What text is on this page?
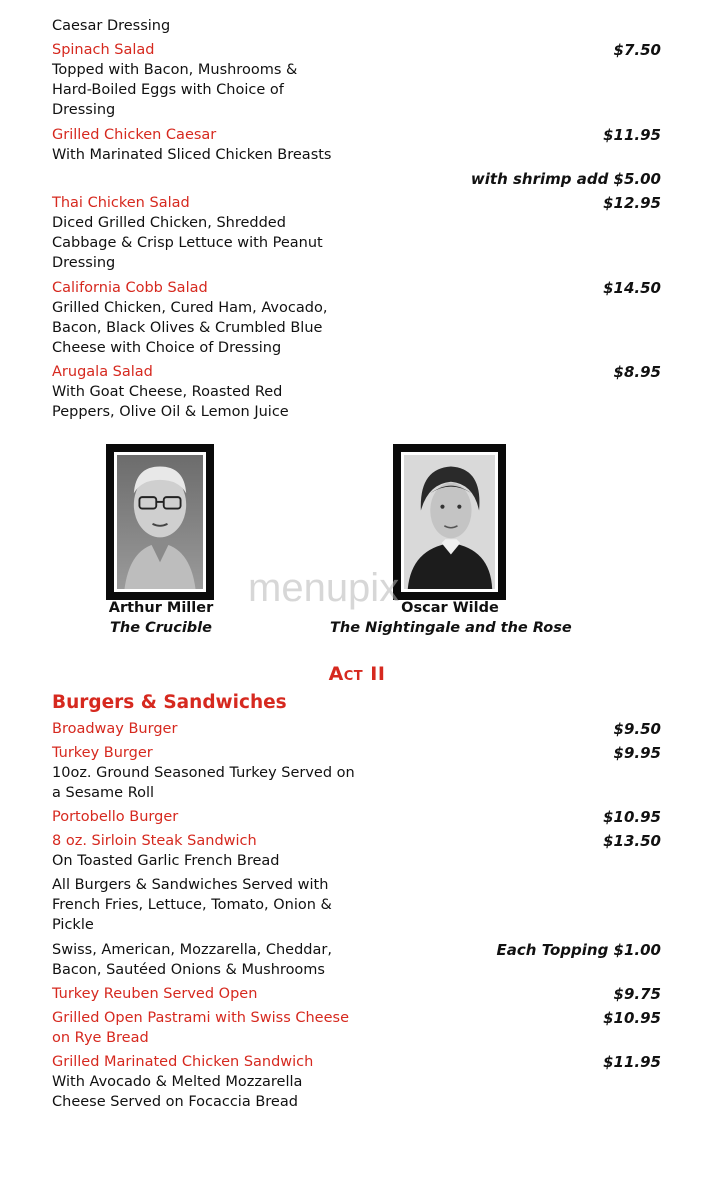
Caesar Dressing
Spinach Salad	$7.50
Topped with Bacon, Mushrooms &
Hard-Boiled Eggs with Choice of
Dressing
Grilled Chicken Caesar	$11.95
With Marinated Sliced Chicken Breasts
with shrimp add $5.00
Thai Chicken Salad	$12.95
Diced Grilled Chicken, Shredded
Cabbage & Crisp Lettuce with Peanut
Dressing
California Cobb Salad	$14.50
Grilled Chicken, Cured Ham, Avocado,
Bacon, Black Olives & Crumbled Blue
Cheese with Choice of Dressing
Arugala Salad	$8.95
With Goat Cheese, Roasted Red
Peppers, Olive Oil & Lemon Juice
menupix
Arthur Miller
The Crucible
Oscar Wilde
The Nightingale and the Rose
Act II
Burgers & Sandwiches
Broadway Burger	$9.50
Turkey Burger	$9.95
10oz. Ground Seasoned Turkey Served on
a Sesame Roll
Portobello Burger	$10.95
8 oz. Sirloin Steak Sandwich	$13.50
On Toasted Garlic French Bread
All Burgers & Sandwiches Served with
French Fries, Lettuce, Tomato, Onion &
Pickle
Swiss, American, Mozzarella, Cheddar,	Each Topping $1.00
Bacon, Sautéed Onions & Mushrooms
Turkey Reuben Served Open	$9.75
Grilled Open Pastrami with Swiss Cheese	$10.95
on Rye Bread
Grilled Marinated Chicken Sandwich	$11.95
With Avocado & Melted Mozzarella
Cheese Served on Focaccia Bread
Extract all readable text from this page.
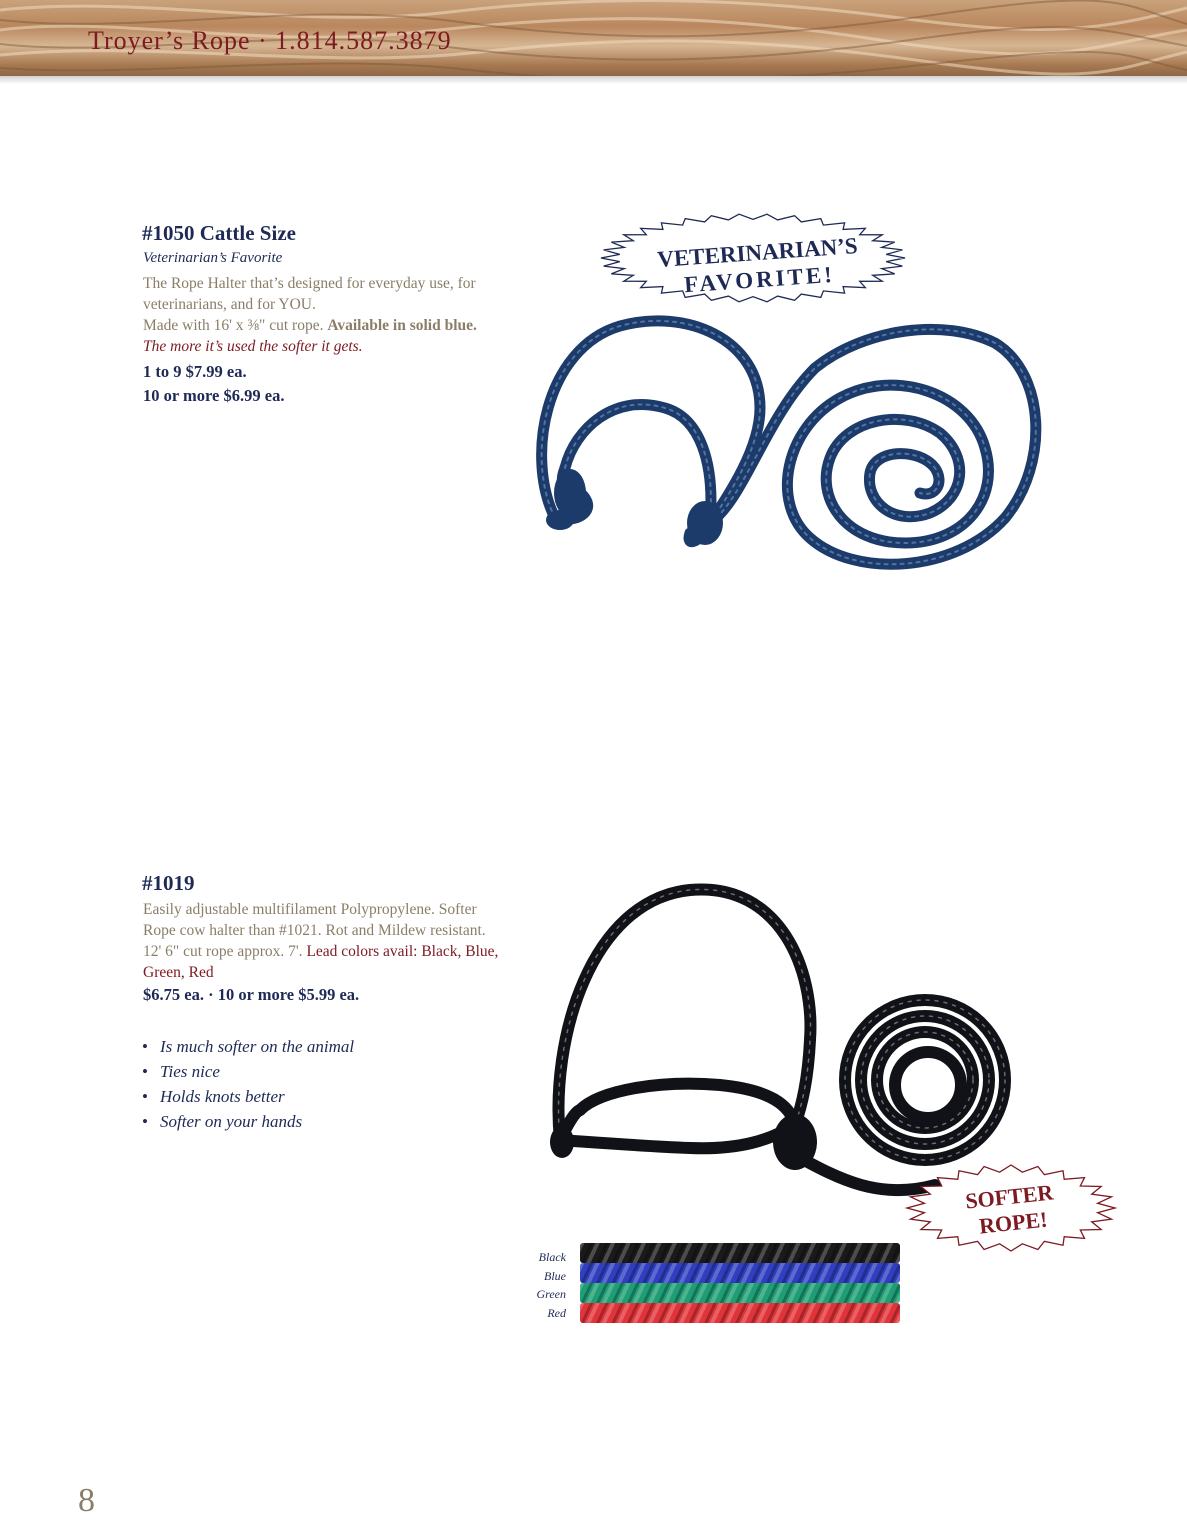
Troyer’s Rope · 1.814.587.3879
#1050 Cattle Size
Veterinarian’s Favorite
The Rope Halter that’s designed for everyday use, for
veterinarians, and for YOU.
Made with 16' x ⅜" cut rope. Available in solid blue.
The more it’s used the softer it gets.
1 to 9 $7.99 ea.
10 or more $6.99 ea.
VETERINARIAN’S
FAVORITE!
#1019
Easily adjustable multifilament Polypropylene. Softer
Rope cow halter than #1021. Rot and Mildew resistant.
12' 6" cut rope approx. 7'. Lead colors avail: Black, Blue,
Green, Red
$6.75 ea. · 10 or more $5.99 ea.
• Is much softer on the animal
• Ties nice
• Holds knots better
• Softer on your hands
SOFTER
ROPE!
Black
Blue
Green
Red
8
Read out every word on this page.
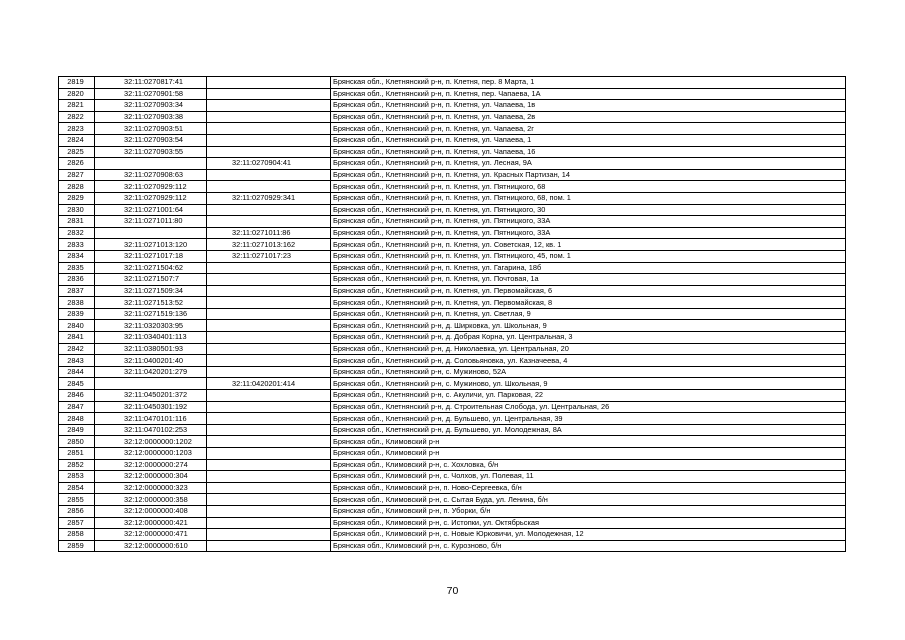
2819	32:11:0270817:41		Брянская обл., Клетнянский р-н, п. Клетня, пер. 8 Марта, 1
2820	32:11:0270901:58		Брянская обл., Клетнянский р-н, п. Клетня, пер. Чапаева, 1А
2821	32:11:0270903:34		Брянская обл., Клетнянский р-н, п. Клетня, ул. Чапаева, 1в
2822	32:11:0270903:38		Брянская обл., Клетнянский р-н, п. Клетня, ул. Чапаева, 2в
2823	32:11:0270903:51		Брянская обл., Клетнянский р-н, п. Клетня, ул. Чапаева, 2г
2824	32:11:0270903:54		Брянская обл., Клетнянский р-н, п. Клетня, ул. Чапаева, 1
2825	32:11:0270903:55		Брянская обл., Клетнянский р-н, п. Клетня, ул. Чапаева, 16
2826		32:11:0270904:41	Брянская обл., Клетнянский р-н, п. Клетня, ул. Лесная, 9А
2827	32:11:0270908:63		Брянская обл., Клетнянский р-н, п. Клетня, ул. Красных Партизан, 14
2828	32:11:0270929:112		Брянская обл., Клетнянский р-н, п. Клетня, ул. Пятницкого, 68
2829	32:11:0270929:112	32:11:0270929:341	Брянская обл., Клетнянский р-н, п. Клетня, ул. Пятницкого, 68, пом. 1
2830	32:11:0271001:64		Брянская обл., Клетнянский р-н, п. Клетня, ул. Пятницкого, 30
2831	32:11:0271011:80		Брянская обл., Клетнянский р-н, п. Клетня, ул. Пятницкого, 33А
2832		32:11:0271011:86	Брянская обл., Клетнянский р-н, п. Клетня, ул. Пятницкого, 33А
2833	32:11:0271013:120	32:11:0271013:162	Брянская обл., Клетнянский р-н, п. Клетня, ул. Советская, 12, кв. 1
2834	32:11:0271017:18	32:11:0271017:23	Брянская обл., Клетнянский р-н, п. Клетня, ул. Пятницкого, 45, пом. 1
2835	32:11:0271504:62		Брянская обл., Клетнянский р-н, п. Клетня, ул. Гагарина, 18б
2836	32:11:0271507:7		Брянская обл., Клетнянский р-н, п. Клетня, ул. Почтовая, 1а
2837	32:11:0271509:34		Брянская обл., Клетнянский р-н, п. Клетня, ул. Первомайская, 6
2838	32:11:0271513:52		Брянская обл., Клетнянский р-н, п. Клетня, ул. Первомайская, 8
2839	32:11:0271519:136		Брянская обл., Клетнянский р-н, п. Клетня, ул. Светлая, 9
2840	32:11:0320303:95		Брянская обл., Клетнянский р-н, д. Ширковка, ул. Школьная, 9
2841	32:11:0340401:113		Брянская обл., Клетнянский р-н, д. Добрая Корна, ул. Центральная, 3
2842	32:11:0380501:93		Брянская обл., Клетнянский р-н, д. Николаевка, ул. Центральная, 20
2843	32:11:0400201:40		Брянская обл., Клетнянский р-н, д. Соловьяновка, ул. Казначеева, 4
2844	32:11:0420201:279		Брянская обл., Клетнянский р-н, с. Мужиново, 52А
2845		32:11:0420201:414	Брянская обл., Клетнянский р-н, с. Мужиново, ул. Школьная, 9
2846	32:11:0450201:372		Брянская обл., Клетнянский р-н, с. Акуличи, ул. Парковая, 22
2847	32:11:0450301:192		Брянская обл., Клетнянский р-н, д. Строительная Слобода, ул. Центральная, 26
2848	32:11:0470101:116		Брянская обл., Клетнянский р-н, д. Бульшево, ул. Центральная, 39
2849	32:11:0470102:253		Брянская обл., Клетнянский р-н, д. Бульшево, ул. Молодежная, 8А
2850	32:12:0000000:1202		Брянская обл., Климовский р-н
2851	32:12:0000000:1203		Брянская обл., Климовский р-н
2852	32:12:0000000:274		Брянская обл., Климовский р-н, с. Хохловка, б/н
2853	32:12:0000000:304		Брянская обл., Климовский р-н, с. Чолхов, ул. Полевая, 11
2854	32:12:0000000:323		Брянская обл., Климовский р-н, п. Ново-Сергеевка, б/н
2855	32:12:0000000:358		Брянская обл., Климовский р-н, с. Сытая Буда, ул. Ленина, б/н
2856	32:12:0000000:408		Брянская обл., Климовский р-н, п. Уборки, б/н
2857	32:12:0000000:421		Брянская обл., Климовский р-н, с. Истопки, ул. Октябрьская
2858	32:12:0000000:471		Брянская обл., Климовский р-н, с. Новые Юрковичи, ул. Молодежная, 12
2859	32:12:0000000:610		Брянская обл., Климовский р-н, с. Курозново, б/н
70
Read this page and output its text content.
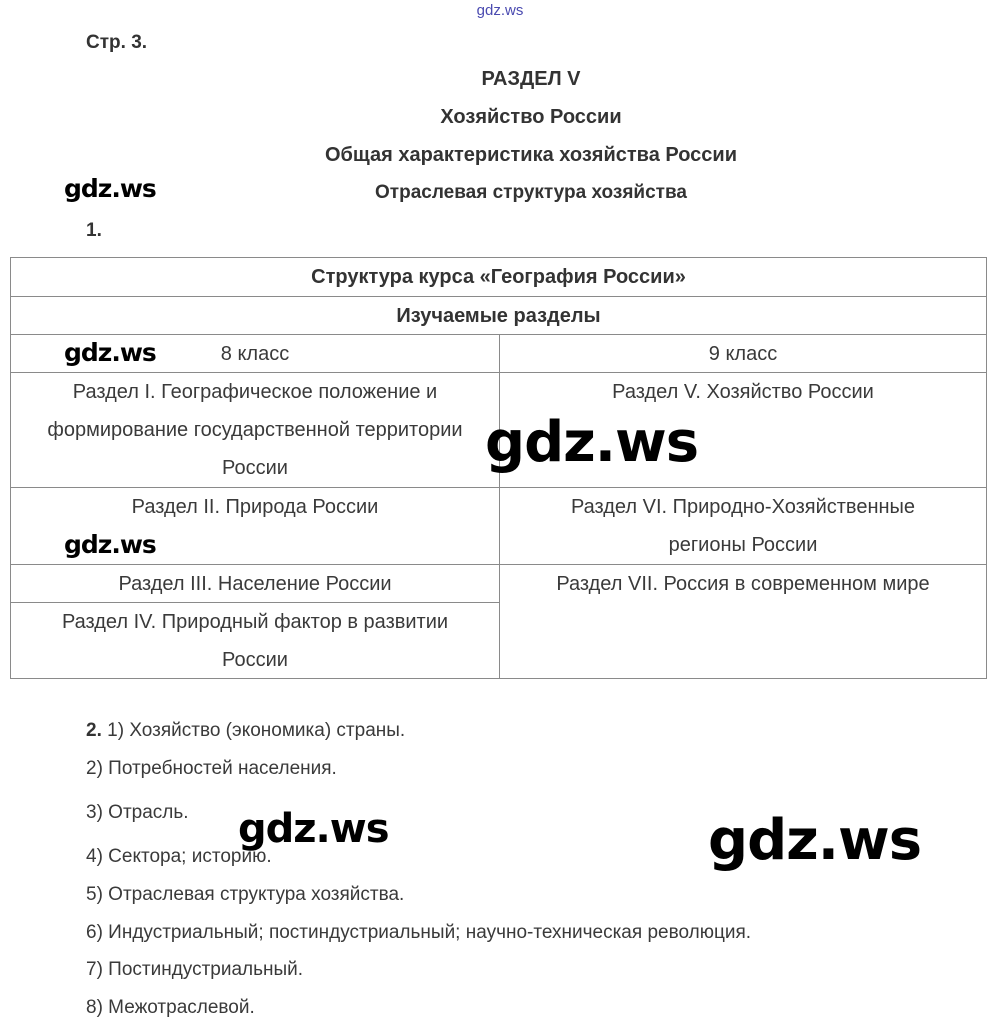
gdz.ws
Стр. 3.
РАЗДЕЛ V
Хозяйство России
Общая характеристика хозяйства России
Отраслевая структура хозяйства
gdz.ws
1.
Структура курса «География России»
Изучаемые разделы
8 класс
Раздел I. Географическое положение и формирование государственной территории России
Раздел II. Природа России
Раздел III. Население России
Раздел IV. Природный фактор в развитии России
9 класс
Раздел V. Хозяйство России
Раздел VI. Природно-Хозяйственные регионы России
Раздел VII. Россия в современном мире
gdz.ws
gdz.ws
gdz.ws
2. 1) Хозяйство (экономика) страны.
2) Потребностей населения.
3) Отрасль.
4) Сектора; историю.
5) Отраслевая структура хозяйства.
6) Индустриальный; постиндустриальный; научно-техническая революция.
7) Постиндустриальный.
8) Межотраслевой.
gdz.ws	gdz.ws
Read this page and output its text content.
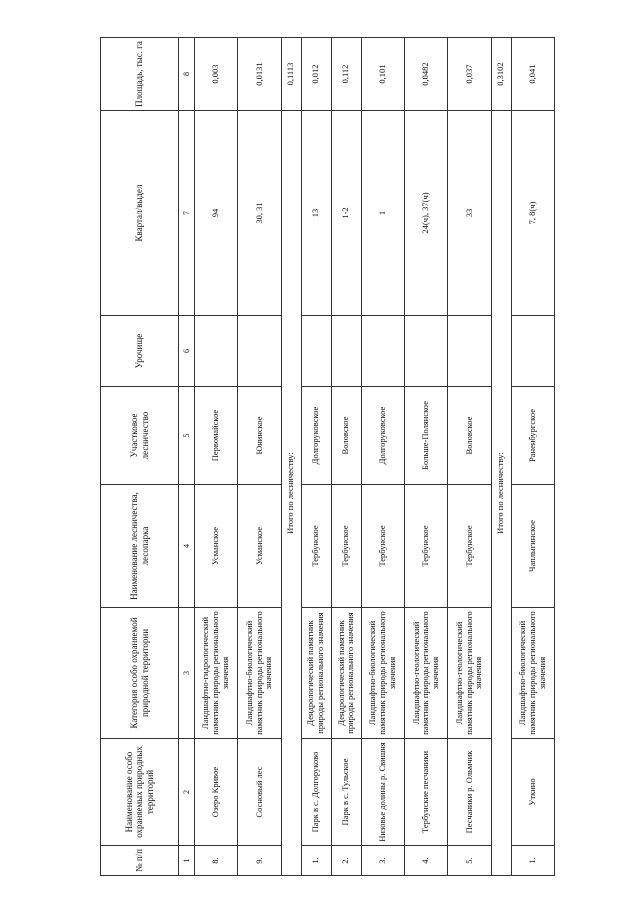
№ п/п	Наименование особо охраняемых природных территорий	Категория особо охраняемой природной территории	Наименование лесничества, лесопарка	Участковое лесничество	Урочище	Квартал/выдел	Площадь, тыс. га
1	2	3	4	5	6	7	8
8.	Озеро Кривое	Ландшафтно-гидрологический памятник природы регионального значения	Усманское	Первомайское		94	0,003
9.	Сосновый лес	Ландшафтно-биологический памятник природы регионального значения	Усманское	Юнинское		30, 31	0,0131
Итого по лесничеству:							0,1113
1.	Парк в с. Долгоруково	Дендрологический памятник природы регионального значения	Тербунское	Долгоруковское		13	0,012
2.	Парк в с. Тульское	Дендрологический памятник природы регионального значения	Тербунское	Воловское		1-2	0,112
3.	Низовье долины р. Свишня	Ландшафтно-биологический памятник природы регионального значения	Тербунское	Долгоруковское		1	0,101
4.	Тербунские песчаники	Ландшафтно-геологический памятник природы регионального значения	Тербунское	Больше-Полянское		24(ч), 37(ч)	0,0482
5.	Песчаники р. Ольмчик	Ландшафтно-геологический памятник природы регионального значения	Тербунское	Воловское		33	0,037
Итого по лесничеству:							0,3102
1.	Уткино	Ландшафтно-биологический памятник природы регионального значения	Чаплыгинское	Раненбургское		7, 8(ч)	0,041
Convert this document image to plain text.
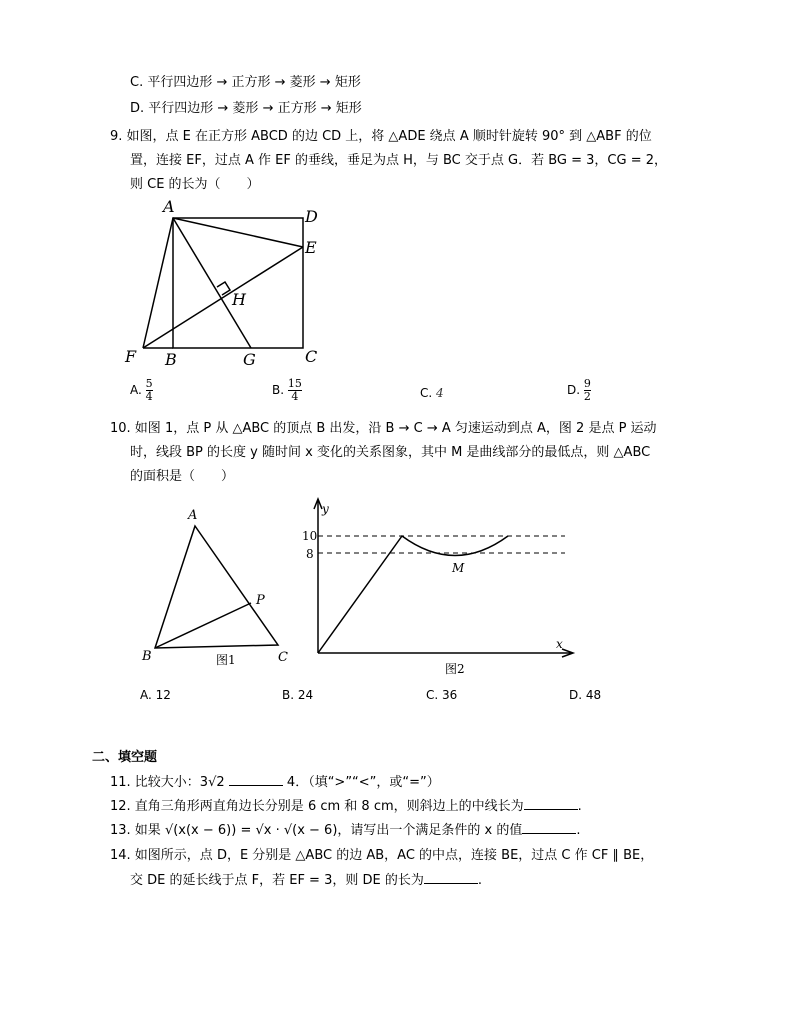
C. 平行四边形 → 正方形 → 菱形 → 矩形
D. 平行四边形 → 菱形 → 正方形 → 矩形
9. 如图，点 E 在正方形 ABCD 的边 CD 上，将 △ADE 绕点 A 顺时针旋转 90° 到 △ABF 的位
置，连接 EF，过点 A 作 EF 的垂线，垂足为点 H，与 BC 交于点 G．若 BG = 3，CG = 2，
则 CE 的长为（　　）
A
D
E
H
F B	G	C
A. $\frac{5}{4}$	B. $\frac{15}{4}$	C. 4	D. $\frac{9}{2}$
10. 如图 1，点 P 从 △ABC 的顶点 B 出发，沿 B → C → A 匀速运动到点 A，图 2 是点 P 运动
时，线段 BP 的长度 y 随时间 x 变化的关系图象，其中 M 是曲线部分的最低点，则 △ABC
的面积是（　　）
A
B	C
P
图1
y
x
10
8
M
图2
A. 12	B. 24	C. 36	D. 48
二、填空题
11. 比较大小：3√2	4．（填“>”“<”，或“=”）
12. 直角三角形两直角边长分别是 6 cm 和 8 cm，则斜边上的中线长为	.
13. 如果 √(x(x − 6)) = √x · √(x − 6)，请写出一个满足条件的 x 的值	.
14. 如图所示，点 D，E 分别是 △ABC 的边 AB，AC 的中点，连接 BE，过点 C 作 CF ∥ BE，
交 DE 的延长线于点 F，若 EF = 3，则 DE 的长为	.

EXERCISE = Say, as a bare number, how many lines in the entries above include the string "Итого".

FINISHED ANSWER = 2